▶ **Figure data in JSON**
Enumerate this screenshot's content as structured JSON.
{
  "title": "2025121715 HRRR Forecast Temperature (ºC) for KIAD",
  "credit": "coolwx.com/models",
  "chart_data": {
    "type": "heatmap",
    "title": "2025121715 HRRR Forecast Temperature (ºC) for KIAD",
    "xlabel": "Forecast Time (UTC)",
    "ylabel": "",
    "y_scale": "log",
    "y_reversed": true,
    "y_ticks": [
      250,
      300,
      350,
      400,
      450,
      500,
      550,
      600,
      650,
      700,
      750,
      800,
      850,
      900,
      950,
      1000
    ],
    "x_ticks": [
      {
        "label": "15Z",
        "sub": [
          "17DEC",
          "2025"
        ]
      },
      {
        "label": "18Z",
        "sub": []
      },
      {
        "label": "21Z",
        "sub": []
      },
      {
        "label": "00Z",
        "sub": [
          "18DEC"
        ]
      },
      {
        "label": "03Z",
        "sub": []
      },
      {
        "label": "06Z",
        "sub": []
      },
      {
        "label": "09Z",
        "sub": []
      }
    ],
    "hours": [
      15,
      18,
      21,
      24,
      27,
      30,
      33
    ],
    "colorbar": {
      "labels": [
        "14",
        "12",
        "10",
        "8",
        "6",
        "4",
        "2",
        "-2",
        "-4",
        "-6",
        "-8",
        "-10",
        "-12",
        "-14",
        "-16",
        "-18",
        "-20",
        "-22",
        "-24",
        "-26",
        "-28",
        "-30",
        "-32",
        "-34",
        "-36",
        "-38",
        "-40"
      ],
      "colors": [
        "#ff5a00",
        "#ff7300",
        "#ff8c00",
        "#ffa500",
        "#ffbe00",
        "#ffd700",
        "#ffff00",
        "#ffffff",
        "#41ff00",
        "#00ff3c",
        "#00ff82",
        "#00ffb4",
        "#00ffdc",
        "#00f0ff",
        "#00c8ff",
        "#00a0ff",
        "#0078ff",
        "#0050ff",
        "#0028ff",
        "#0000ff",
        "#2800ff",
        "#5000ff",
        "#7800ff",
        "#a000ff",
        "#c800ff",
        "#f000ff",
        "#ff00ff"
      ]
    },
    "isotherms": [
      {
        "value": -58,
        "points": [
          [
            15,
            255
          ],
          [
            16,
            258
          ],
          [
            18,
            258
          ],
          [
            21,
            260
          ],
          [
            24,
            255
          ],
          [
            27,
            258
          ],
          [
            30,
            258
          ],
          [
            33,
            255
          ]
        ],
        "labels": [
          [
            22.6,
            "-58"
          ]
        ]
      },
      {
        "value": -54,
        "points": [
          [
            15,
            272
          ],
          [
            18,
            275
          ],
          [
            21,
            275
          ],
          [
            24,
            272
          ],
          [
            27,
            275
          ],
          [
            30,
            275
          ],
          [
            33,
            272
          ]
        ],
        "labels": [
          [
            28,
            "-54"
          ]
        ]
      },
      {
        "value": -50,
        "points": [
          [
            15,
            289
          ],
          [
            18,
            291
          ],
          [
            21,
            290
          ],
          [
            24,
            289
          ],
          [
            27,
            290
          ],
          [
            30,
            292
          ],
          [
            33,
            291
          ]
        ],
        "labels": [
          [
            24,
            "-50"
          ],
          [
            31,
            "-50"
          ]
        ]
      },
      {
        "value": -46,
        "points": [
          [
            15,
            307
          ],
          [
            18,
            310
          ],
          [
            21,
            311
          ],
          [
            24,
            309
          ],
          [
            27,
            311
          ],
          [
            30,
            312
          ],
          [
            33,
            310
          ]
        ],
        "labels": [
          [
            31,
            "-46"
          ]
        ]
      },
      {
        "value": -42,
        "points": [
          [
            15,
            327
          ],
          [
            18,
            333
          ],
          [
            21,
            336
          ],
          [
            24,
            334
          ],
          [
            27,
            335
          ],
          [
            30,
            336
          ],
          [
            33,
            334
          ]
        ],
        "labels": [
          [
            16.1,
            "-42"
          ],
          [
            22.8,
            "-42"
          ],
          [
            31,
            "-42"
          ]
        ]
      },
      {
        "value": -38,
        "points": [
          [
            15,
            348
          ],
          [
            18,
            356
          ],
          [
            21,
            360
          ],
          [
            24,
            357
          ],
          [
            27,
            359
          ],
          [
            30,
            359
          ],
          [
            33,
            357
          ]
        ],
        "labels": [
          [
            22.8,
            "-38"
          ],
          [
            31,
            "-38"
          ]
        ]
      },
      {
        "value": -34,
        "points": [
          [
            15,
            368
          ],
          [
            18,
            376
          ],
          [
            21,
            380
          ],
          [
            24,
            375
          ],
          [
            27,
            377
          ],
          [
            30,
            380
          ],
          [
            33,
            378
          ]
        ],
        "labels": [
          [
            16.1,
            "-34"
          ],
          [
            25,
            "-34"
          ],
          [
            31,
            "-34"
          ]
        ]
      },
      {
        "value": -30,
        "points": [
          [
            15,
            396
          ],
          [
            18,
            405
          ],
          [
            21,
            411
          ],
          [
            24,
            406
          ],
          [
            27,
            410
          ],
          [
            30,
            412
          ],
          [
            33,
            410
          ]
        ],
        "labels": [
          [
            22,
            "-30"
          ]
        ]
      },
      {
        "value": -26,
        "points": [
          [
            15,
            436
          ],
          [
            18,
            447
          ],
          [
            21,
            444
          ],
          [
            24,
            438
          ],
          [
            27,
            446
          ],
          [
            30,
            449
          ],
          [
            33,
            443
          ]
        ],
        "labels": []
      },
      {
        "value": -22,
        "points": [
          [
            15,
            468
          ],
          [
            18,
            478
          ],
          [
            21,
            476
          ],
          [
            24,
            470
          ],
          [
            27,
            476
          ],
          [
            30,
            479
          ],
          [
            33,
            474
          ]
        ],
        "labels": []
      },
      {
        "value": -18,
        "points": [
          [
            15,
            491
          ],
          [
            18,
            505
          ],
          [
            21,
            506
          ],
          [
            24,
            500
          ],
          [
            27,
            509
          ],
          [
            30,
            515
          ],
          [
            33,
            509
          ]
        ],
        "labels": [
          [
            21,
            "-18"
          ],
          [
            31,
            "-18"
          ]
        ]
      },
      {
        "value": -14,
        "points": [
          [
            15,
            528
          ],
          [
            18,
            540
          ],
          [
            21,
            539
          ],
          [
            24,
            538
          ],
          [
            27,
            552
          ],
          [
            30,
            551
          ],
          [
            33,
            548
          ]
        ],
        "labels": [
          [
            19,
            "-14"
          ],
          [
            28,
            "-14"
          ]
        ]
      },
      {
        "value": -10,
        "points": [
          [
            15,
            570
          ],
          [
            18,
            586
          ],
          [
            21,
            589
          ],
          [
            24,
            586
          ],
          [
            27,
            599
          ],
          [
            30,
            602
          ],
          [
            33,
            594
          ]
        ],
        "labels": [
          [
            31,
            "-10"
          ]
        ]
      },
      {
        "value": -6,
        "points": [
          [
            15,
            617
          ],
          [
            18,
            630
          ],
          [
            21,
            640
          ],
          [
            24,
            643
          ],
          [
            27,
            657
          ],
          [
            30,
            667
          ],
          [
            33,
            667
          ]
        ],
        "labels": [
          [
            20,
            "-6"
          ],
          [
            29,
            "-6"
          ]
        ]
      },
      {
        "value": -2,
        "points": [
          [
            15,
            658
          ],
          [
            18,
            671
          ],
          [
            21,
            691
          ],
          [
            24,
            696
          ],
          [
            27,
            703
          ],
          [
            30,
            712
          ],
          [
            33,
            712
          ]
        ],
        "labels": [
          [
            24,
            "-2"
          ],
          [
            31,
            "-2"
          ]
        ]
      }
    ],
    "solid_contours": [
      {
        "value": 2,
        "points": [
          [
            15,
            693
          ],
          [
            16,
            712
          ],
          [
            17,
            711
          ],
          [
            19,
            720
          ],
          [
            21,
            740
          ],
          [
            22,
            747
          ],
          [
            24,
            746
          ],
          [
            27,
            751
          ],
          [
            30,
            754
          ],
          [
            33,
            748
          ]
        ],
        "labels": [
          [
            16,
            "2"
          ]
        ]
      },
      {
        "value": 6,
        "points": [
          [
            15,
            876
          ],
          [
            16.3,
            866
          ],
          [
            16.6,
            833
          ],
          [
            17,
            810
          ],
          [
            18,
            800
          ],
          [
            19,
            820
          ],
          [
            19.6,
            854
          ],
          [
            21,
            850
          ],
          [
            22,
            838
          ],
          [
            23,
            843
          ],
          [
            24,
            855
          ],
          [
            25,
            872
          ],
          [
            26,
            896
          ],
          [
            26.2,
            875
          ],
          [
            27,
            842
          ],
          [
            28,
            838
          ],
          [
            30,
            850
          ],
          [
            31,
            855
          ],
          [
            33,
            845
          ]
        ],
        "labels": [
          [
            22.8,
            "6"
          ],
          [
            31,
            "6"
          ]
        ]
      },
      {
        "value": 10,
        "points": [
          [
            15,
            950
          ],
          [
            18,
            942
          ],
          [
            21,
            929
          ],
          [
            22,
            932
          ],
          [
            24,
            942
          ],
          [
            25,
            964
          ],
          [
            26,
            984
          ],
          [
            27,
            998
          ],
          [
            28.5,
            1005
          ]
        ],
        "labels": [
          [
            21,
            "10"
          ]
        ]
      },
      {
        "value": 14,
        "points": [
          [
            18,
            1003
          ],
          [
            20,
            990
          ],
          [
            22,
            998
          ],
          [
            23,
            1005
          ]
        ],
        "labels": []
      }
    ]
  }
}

▶ **YOUR INSTRUCTIONS**
Return all lines with the word "title" in them.

▶ **COMPLETE ANSWER**
  "title": "2025121715 HRRR Forecast Temperature (ºC) for KIAD",
    "title": "2025121715 HRRR Forecast Temperature (ºC) for KIAD",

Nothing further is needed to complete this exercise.